> EXERCISE AIM: Report, as a bare number, how many lines in the data contain "documents".

> RECORDS SHOWN:

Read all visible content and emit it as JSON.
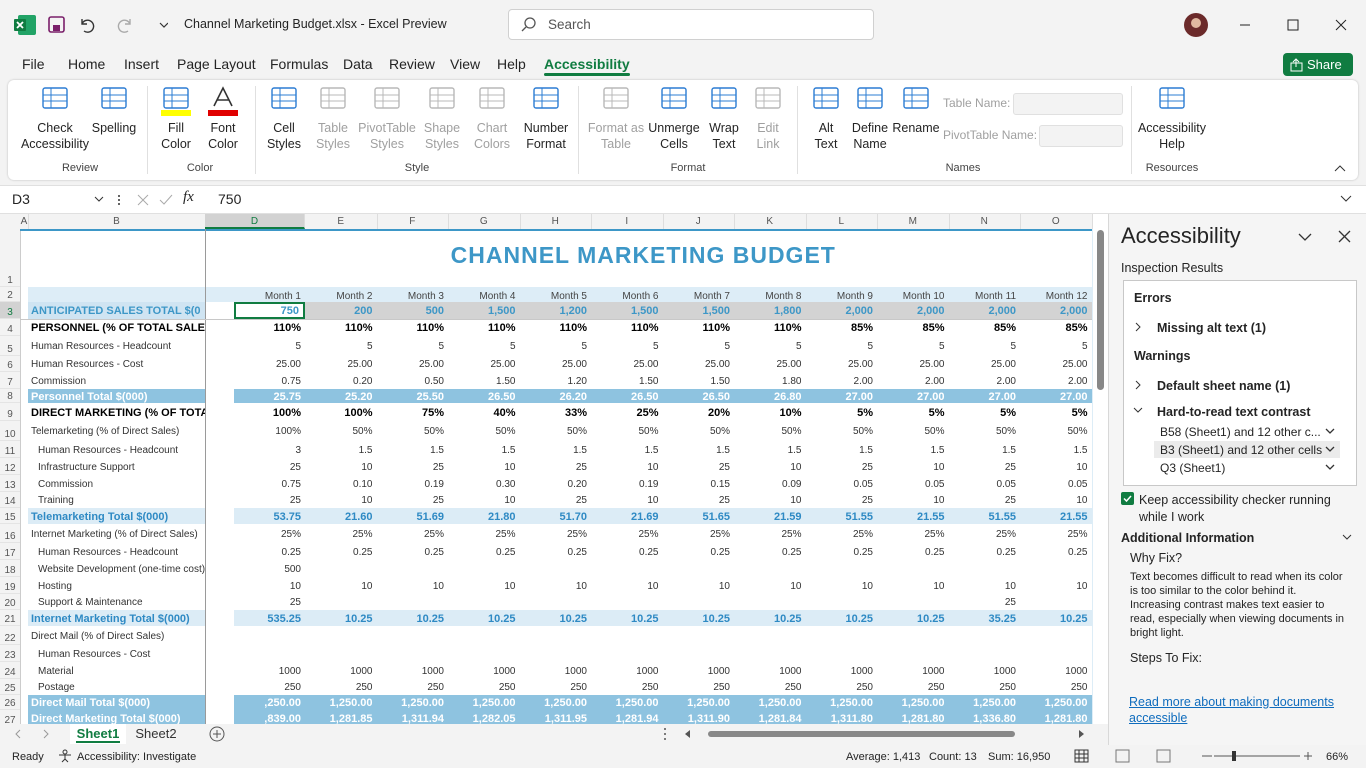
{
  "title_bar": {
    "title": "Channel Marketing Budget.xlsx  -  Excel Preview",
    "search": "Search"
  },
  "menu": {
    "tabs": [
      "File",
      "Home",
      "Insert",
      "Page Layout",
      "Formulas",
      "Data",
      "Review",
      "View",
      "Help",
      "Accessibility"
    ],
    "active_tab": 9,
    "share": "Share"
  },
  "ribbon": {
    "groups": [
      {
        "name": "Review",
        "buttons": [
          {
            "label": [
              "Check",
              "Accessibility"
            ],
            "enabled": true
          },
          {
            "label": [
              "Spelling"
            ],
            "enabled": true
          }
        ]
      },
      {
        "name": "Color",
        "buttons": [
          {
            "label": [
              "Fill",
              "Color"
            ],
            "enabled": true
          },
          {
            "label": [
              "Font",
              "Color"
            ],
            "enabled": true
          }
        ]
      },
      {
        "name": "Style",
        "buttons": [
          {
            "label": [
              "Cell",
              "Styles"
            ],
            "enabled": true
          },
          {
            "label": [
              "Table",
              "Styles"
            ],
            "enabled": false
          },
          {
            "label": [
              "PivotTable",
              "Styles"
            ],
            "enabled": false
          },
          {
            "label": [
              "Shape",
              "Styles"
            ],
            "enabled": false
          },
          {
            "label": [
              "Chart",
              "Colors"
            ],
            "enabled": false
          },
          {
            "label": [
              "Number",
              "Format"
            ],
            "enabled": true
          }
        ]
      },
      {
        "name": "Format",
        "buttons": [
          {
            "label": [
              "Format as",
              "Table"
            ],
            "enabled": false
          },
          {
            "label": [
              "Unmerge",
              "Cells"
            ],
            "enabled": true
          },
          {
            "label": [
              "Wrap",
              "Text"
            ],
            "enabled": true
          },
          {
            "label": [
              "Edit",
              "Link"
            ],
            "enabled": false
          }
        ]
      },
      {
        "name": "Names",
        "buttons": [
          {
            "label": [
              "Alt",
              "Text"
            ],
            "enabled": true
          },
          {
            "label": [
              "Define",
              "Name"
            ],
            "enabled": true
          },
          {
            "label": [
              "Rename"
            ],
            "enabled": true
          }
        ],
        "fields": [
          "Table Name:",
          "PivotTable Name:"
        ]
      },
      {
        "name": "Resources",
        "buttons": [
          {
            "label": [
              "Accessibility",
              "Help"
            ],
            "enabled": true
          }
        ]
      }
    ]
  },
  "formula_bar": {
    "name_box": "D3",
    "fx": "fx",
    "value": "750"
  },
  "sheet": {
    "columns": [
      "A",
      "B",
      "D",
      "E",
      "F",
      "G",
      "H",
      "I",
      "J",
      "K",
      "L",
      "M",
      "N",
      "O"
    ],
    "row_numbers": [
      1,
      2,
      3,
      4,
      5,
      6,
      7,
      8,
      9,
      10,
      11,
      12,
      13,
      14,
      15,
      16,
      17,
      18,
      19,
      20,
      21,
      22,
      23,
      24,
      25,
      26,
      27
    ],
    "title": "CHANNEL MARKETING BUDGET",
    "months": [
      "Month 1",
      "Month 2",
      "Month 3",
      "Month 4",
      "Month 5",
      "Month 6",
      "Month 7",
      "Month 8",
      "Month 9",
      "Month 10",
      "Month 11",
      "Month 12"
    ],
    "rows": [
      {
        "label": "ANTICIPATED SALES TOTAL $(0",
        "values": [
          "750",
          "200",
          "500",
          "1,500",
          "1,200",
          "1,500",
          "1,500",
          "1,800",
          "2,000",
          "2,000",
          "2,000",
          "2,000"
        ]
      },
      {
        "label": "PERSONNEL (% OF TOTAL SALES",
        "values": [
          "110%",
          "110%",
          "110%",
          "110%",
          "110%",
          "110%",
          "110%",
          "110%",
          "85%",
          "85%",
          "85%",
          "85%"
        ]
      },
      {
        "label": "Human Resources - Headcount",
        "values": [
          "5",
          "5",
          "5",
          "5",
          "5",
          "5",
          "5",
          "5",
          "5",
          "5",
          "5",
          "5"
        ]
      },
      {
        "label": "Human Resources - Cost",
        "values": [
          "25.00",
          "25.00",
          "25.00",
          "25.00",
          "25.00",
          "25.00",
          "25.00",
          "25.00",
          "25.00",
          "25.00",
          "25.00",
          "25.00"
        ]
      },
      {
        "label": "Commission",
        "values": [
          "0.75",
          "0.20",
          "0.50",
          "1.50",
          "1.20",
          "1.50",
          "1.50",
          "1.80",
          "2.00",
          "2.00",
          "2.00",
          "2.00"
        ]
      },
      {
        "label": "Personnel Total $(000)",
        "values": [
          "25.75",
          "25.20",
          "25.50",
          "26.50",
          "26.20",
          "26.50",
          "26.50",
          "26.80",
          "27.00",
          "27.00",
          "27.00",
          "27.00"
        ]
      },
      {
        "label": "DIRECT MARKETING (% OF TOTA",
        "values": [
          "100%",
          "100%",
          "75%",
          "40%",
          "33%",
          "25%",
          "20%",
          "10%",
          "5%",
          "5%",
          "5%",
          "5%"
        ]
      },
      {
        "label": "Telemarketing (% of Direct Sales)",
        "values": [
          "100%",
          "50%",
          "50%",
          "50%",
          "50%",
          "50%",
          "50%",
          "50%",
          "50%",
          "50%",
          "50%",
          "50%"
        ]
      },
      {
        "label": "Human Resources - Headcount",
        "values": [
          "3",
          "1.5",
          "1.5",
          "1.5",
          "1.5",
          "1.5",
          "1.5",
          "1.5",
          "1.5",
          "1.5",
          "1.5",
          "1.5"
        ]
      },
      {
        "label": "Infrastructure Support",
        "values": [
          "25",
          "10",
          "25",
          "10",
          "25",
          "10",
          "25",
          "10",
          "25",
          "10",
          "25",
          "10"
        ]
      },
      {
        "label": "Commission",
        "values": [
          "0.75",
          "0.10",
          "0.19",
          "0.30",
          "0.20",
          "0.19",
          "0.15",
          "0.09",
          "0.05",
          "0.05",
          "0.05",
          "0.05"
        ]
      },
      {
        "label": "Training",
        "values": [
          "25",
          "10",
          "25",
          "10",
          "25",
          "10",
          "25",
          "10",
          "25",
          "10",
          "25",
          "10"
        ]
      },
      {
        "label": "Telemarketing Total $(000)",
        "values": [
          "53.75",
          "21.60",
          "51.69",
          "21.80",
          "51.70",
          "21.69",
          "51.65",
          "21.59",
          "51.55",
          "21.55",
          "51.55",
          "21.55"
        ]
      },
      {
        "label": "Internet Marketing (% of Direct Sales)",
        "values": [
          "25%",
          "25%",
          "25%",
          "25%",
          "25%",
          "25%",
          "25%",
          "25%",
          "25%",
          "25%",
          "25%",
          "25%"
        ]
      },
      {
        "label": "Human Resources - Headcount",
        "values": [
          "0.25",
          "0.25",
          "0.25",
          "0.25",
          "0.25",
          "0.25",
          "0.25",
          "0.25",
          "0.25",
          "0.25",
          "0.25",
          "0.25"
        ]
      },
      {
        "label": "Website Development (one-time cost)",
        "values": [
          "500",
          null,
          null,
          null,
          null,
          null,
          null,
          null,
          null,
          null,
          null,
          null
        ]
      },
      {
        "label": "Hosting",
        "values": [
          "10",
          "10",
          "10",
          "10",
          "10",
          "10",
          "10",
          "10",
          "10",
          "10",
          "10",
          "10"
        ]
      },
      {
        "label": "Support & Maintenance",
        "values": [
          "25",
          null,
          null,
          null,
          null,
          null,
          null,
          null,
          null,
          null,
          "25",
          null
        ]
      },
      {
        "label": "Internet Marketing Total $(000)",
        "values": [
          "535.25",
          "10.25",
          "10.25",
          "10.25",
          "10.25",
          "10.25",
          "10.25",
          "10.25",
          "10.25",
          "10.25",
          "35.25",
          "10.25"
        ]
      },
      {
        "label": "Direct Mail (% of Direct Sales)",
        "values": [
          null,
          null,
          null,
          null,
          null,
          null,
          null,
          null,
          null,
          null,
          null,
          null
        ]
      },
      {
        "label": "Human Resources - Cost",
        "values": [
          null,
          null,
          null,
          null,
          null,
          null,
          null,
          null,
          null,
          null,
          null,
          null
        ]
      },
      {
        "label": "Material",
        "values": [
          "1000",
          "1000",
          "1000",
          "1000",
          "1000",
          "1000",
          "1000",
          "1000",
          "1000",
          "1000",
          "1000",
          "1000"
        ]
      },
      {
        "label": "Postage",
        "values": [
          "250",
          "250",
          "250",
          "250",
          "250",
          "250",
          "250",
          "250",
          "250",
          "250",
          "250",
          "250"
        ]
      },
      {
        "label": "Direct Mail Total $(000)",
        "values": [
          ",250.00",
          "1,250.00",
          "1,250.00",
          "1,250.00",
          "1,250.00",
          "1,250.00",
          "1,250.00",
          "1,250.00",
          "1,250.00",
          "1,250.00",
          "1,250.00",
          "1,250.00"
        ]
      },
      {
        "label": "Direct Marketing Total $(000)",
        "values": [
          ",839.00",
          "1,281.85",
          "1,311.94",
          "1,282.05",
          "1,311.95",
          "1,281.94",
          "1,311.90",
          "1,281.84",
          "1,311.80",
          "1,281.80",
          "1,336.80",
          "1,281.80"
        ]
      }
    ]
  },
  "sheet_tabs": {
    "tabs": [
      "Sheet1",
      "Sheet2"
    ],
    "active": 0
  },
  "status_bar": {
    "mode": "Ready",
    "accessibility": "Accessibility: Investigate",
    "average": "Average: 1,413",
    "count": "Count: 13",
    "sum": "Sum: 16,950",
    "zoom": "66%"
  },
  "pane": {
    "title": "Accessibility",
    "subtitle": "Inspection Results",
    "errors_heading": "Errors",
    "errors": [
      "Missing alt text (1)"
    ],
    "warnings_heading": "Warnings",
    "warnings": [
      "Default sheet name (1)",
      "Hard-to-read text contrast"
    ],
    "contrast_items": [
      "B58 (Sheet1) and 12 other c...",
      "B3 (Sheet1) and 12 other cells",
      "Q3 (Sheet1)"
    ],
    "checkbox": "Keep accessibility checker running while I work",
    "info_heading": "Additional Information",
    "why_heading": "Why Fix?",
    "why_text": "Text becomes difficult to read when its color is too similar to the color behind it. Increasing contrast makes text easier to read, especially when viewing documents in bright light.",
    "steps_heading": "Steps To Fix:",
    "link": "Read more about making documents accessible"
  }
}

...

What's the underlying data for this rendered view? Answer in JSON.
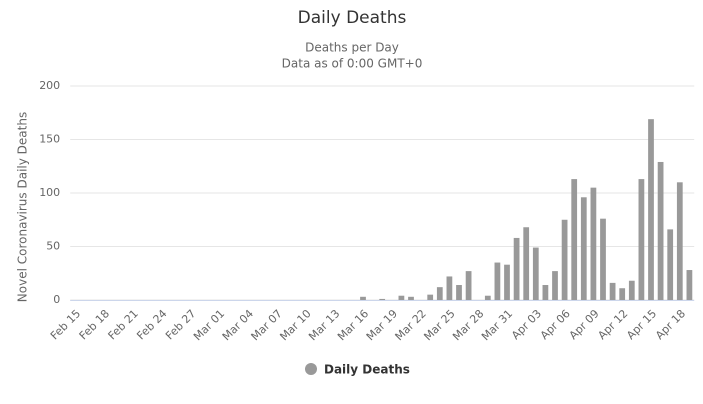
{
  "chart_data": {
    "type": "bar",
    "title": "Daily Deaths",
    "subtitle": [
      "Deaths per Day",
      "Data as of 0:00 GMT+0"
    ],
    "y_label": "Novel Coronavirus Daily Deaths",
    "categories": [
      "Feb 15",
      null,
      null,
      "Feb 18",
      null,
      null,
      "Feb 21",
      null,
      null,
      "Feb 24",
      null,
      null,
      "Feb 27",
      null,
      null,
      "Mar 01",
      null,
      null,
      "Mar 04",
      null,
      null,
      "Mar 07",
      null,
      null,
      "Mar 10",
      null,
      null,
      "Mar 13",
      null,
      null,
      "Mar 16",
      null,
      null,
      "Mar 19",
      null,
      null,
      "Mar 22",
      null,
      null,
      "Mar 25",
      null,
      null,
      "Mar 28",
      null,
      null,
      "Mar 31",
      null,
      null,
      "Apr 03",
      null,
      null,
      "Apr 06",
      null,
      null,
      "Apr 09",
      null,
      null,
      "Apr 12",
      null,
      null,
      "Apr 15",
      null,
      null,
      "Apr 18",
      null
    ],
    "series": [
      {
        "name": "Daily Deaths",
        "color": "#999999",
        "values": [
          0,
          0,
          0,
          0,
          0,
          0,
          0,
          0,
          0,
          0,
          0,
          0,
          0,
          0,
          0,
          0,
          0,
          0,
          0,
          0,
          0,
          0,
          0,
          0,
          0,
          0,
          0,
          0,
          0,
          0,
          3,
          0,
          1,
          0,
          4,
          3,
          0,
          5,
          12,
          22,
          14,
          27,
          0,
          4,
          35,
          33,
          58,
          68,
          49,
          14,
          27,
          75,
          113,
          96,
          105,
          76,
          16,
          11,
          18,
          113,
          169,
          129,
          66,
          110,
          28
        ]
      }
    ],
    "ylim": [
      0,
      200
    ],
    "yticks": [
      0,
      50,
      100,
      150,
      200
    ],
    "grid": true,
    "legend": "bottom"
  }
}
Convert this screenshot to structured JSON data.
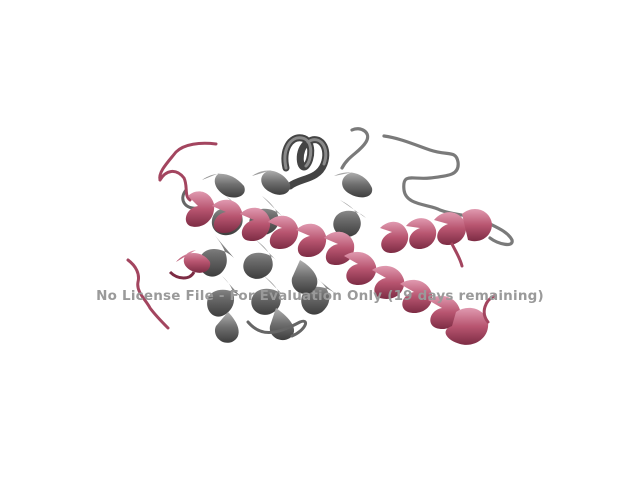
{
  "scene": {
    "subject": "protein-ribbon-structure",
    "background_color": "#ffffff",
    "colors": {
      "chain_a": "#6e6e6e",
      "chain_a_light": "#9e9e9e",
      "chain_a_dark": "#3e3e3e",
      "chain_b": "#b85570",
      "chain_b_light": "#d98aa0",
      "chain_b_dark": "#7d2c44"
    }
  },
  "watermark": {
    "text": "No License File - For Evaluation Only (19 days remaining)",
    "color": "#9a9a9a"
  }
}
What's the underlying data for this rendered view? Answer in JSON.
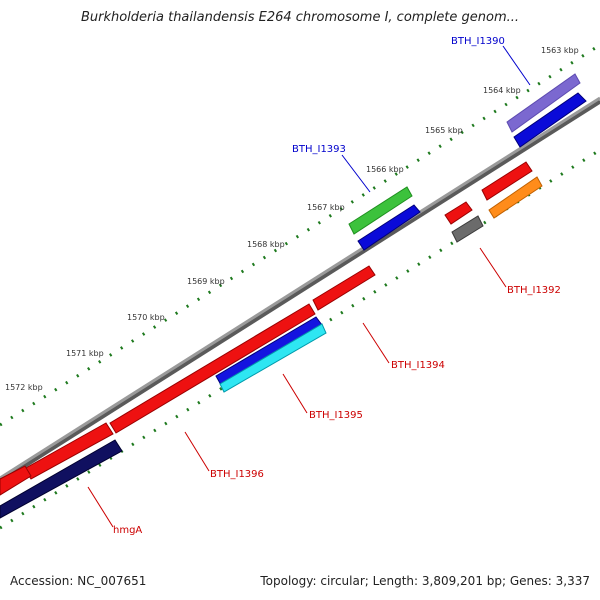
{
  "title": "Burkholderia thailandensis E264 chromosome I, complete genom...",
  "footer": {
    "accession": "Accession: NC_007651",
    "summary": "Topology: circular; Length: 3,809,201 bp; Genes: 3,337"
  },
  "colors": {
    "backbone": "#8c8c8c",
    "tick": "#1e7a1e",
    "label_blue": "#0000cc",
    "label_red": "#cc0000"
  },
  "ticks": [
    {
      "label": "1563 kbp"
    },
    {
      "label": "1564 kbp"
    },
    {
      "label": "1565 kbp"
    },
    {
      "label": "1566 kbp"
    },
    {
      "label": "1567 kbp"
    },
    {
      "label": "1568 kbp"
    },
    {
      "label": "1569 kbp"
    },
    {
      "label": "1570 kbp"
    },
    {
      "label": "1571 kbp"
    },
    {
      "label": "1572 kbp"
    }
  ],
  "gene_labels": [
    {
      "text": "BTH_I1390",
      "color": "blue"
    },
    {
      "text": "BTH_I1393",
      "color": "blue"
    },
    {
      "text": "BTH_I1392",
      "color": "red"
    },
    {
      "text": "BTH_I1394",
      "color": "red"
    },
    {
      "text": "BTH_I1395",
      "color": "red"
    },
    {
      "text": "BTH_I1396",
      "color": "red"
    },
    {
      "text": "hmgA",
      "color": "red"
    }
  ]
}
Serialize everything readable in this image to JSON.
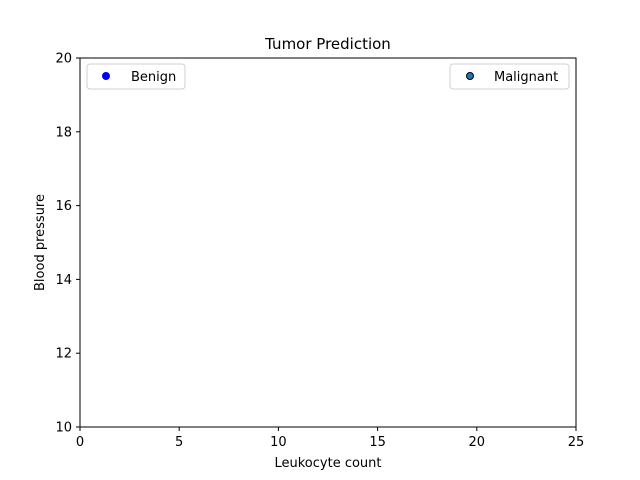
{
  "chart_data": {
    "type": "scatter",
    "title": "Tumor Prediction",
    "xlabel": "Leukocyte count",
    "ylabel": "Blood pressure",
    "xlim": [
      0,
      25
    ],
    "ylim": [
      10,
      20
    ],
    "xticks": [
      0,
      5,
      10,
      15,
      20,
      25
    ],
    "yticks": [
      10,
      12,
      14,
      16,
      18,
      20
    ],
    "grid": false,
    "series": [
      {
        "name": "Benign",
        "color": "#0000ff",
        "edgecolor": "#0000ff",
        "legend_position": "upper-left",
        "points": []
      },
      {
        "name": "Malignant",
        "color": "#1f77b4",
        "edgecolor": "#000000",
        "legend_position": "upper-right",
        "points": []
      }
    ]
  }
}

> RESULT OF THIS EXERCISE: 2